#### Task directions
Quote, without change, all of the lines that follow.

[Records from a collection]
"""
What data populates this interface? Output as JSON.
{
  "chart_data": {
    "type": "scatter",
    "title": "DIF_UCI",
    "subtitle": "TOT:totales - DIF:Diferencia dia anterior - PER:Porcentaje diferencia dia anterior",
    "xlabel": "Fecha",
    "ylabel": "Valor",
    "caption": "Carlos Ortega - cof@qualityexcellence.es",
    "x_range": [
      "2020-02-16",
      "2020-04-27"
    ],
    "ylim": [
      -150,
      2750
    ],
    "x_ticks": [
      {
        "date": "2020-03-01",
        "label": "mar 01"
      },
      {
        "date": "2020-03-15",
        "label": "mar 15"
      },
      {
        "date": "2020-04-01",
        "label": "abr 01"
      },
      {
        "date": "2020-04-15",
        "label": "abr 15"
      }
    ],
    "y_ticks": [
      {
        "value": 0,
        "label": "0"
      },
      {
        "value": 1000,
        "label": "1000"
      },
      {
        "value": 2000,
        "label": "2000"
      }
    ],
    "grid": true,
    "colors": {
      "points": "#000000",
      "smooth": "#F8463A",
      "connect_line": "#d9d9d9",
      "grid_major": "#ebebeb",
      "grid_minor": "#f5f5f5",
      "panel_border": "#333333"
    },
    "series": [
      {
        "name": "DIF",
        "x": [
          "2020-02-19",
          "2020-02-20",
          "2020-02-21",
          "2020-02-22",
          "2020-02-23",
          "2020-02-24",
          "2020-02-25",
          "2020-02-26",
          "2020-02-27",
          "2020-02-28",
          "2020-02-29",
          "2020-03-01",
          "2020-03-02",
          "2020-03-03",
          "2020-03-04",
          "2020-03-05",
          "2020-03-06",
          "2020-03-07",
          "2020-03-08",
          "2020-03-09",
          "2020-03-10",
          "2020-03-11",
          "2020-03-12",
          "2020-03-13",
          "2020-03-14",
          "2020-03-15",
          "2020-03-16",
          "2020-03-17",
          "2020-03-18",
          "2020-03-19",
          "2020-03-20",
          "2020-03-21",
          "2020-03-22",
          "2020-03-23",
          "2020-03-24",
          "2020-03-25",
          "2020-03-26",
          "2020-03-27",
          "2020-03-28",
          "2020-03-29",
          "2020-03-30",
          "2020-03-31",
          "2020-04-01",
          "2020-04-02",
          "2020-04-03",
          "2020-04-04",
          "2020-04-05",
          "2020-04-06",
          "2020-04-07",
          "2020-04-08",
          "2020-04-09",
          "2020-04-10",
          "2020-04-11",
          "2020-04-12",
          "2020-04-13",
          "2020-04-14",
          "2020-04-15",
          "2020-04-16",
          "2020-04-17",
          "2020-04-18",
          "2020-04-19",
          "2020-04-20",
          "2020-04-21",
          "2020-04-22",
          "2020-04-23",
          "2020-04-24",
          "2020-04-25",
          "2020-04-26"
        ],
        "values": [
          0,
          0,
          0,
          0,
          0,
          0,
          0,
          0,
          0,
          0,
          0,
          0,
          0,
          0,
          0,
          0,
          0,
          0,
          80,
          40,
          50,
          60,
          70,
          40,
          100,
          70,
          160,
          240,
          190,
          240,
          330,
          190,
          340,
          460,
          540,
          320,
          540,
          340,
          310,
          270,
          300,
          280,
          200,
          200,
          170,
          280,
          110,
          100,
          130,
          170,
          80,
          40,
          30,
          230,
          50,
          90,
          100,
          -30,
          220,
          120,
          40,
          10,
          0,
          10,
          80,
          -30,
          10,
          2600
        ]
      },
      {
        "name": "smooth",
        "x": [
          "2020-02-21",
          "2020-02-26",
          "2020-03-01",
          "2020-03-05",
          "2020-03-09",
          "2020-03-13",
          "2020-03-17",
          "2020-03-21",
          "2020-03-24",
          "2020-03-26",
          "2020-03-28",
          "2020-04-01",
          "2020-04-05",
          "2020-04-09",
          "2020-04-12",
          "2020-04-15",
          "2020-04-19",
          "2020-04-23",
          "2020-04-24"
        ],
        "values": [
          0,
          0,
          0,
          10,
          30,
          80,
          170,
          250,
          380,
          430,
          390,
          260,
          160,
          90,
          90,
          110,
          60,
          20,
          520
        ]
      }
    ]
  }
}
"""
#### Final answer
What data populates this interface? Output as JSON.
{
  "chart_data": {
    "type": "scatter",
    "title": "DIF_UCI",
    "subtitle": "TOT:totales - DIF:Diferencia dia anterior - PER:Porcentaje diferencia dia anterior",
    "xlabel": "Fecha",
    "ylabel": "Valor",
    "caption": "Carlos Ortega - cof@qualityexcellence.es",
    "x_range": [
      "2020-02-16",
      "2020-04-27"
    ],
    "ylim": [
      -150,
      2750
    ],
    "x_ticks": [
      {
        "date": "2020-03-01",
        "label": "mar 01"
      },
      {
        "date": "2020-03-15",
        "label": "mar 15"
      },
      {
        "date": "2020-04-01",
        "label": "abr 01"
      },
      {
        "date": "2020-04-15",
        "label": "abr 15"
      }
    ],
    "y_ticks": [
      {
        "value": 0,
        "label": "0"
      },
      {
        "value": 1000,
        "label": "1000"
      },
      {
        "value": 2000,
        "label": "2000"
      }
    ],
    "grid": true,
    "colors": {
      "points": "#000000",
      "smooth": "#F8463A",
      "connect_line": "#d9d9d9",
      "grid_major": "#ebebeb",
      "grid_minor": "#f5f5f5",
      "panel_border": "#333333"
    },
    "series": [
      {
        "name": "DIF",
        "x": [
          "2020-02-19",
          "2020-02-20",
          "2020-02-21",
          "2020-02-22",
          "2020-02-23",
          "2020-02-24",
          "2020-02-25",
          "2020-02-26",
          "2020-02-27",
          "2020-02-28",
          "2020-02-29",
          "2020-03-01",
          "2020-03-02",
          "2020-03-03",
          "2020-03-04",
          "2020-03-05",
          "2020-03-06",
          "2020-03-07",
          "2020-03-08",
          "2020-03-09",
          "2020-03-10",
          "2020-03-11",
          "2020-03-12",
          "2020-03-13",
          "2020-03-14",
          "2020-03-15",
          "2020-03-16",
          "2020-03-17",
          "2020-03-18",
          "2020-03-19",
          "2020-03-20",
          "2020-03-21",
          "2020-03-22",
          "2020-03-23",
          "2020-03-24",
          "2020-03-25",
          "2020-03-26",
          "2020-03-27",
          "2020-03-28",
          "2020-03-29",
          "2020-03-30",
          "2020-03-31",
          "2020-04-01",
          "2020-04-02",
          "2020-04-03",
          "2020-04-04",
          "2020-04-05",
          "2020-04-06",
          "2020-04-07",
          "2020-04-08",
          "2020-04-09",
          "2020-04-10",
          "2020-04-11",
          "2020-04-12",
          "2020-04-13",
          "2020-04-14",
          "2020-04-15",
          "2020-04-16",
          "2020-04-17",
          "2020-04-18",
          "2020-04-19",
          "2020-04-20",
          "2020-04-21",
          "2020-04-22",
          "2020-04-23",
          "2020-04-24",
          "2020-04-25",
          "2020-04-26"
        ],
        "values": [
          0,
          0,
          0,
          0,
          0,
          0,
          0,
          0,
          0,
          0,
          0,
          0,
          0,
          0,
          0,
          0,
          0,
          0,
          80,
          40,
          50,
          60,
          70,
          40,
          100,
          70,
          160,
          240,
          190,
          240,
          330,
          190,
          340,
          460,
          540,
          320,
          540,
          340,
          310,
          270,
          300,
          280,
          200,
          200,
          170,
          280,
          110,
          100,
          130,
          170,
          80,
          40,
          30,
          230,
          50,
          90,
          100,
          -30,
          220,
          120,
          40,
          10,
          0,
          10,
          80,
          -30,
          10,
          2600
        ]
      },
      {
        "name": "smooth",
        "x": [
          "2020-02-21",
          "2020-02-26",
          "2020-03-01",
          "2020-03-05",
          "2020-03-09",
          "2020-03-13",
          "2020-03-17",
          "2020-03-21",
          "2020-03-24",
          "2020-03-26",
          "2020-03-28",
          "2020-04-01",
          "2020-04-05",
          "2020-04-09",
          "2020-04-12",
          "2020-04-15",
          "2020-04-19",
          "2020-04-23",
          "2020-04-24"
        ],
        "values": [
          0,
          0,
          0,
          10,
          30,
          80,
          170,
          250,
          380,
          430,
          390,
          260,
          160,
          90,
          90,
          110,
          60,
          20,
          520
        ]
      }
    ]
  }
}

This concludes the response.